Figure collection entries:
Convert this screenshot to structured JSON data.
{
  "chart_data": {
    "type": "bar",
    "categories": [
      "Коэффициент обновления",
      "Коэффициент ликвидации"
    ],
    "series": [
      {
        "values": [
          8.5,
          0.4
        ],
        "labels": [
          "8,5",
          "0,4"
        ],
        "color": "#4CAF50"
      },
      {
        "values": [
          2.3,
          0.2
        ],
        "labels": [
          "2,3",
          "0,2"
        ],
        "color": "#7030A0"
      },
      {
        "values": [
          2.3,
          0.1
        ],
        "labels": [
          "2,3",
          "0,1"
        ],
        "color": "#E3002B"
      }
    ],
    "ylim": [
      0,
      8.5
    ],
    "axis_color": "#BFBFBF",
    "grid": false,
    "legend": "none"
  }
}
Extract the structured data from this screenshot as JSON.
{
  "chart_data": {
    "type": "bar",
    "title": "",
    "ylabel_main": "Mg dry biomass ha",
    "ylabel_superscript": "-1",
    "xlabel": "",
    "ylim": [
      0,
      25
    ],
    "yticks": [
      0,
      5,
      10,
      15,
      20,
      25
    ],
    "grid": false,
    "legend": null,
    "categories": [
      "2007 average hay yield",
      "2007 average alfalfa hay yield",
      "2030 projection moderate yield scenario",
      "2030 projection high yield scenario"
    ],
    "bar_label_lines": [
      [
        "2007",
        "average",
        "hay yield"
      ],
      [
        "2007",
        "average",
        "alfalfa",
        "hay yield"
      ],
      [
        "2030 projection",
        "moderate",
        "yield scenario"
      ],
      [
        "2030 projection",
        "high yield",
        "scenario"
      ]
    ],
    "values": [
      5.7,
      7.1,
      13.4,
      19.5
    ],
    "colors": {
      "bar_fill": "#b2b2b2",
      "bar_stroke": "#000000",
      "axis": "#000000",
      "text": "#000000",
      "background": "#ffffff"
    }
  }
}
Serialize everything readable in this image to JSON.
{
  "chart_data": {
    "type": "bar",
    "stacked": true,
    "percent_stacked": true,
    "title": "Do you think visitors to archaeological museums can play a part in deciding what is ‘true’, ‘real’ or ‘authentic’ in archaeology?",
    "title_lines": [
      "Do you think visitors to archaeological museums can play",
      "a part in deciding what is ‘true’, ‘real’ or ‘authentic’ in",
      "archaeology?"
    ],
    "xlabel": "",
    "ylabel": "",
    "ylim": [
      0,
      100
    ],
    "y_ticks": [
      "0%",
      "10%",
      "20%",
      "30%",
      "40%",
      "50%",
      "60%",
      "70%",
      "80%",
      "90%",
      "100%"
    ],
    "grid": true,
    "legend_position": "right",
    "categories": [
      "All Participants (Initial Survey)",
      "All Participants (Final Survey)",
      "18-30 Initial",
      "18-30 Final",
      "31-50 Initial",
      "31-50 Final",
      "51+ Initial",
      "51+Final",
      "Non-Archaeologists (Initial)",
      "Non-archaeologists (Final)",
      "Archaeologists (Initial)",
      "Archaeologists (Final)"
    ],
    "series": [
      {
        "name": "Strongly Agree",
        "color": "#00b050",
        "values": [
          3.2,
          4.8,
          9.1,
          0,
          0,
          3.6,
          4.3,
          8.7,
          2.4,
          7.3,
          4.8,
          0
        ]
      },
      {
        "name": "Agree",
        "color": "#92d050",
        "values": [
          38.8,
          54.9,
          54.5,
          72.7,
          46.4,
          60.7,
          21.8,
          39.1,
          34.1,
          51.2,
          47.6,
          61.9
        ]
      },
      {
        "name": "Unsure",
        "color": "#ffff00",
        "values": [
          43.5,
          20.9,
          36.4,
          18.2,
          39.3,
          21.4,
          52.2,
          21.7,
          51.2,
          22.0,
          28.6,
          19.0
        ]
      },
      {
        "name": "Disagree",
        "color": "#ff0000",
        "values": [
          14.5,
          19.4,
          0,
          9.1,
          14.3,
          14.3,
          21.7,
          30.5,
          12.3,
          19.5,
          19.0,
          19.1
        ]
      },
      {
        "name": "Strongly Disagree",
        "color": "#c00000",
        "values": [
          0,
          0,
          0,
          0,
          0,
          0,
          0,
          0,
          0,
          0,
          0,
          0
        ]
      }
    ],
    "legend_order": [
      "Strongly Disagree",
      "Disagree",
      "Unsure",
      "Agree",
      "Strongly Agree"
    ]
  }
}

* [What is asked] Copy out all lines from the material above that contain the string "museums".

* [Exercise answer]
    "title": "Do you think visitors to archaeological museums can play a part in deciding what is ‘true’, ‘real’ or ‘authentic’ in archaeology?",
      "Do you think visitors to archaeological museums can play",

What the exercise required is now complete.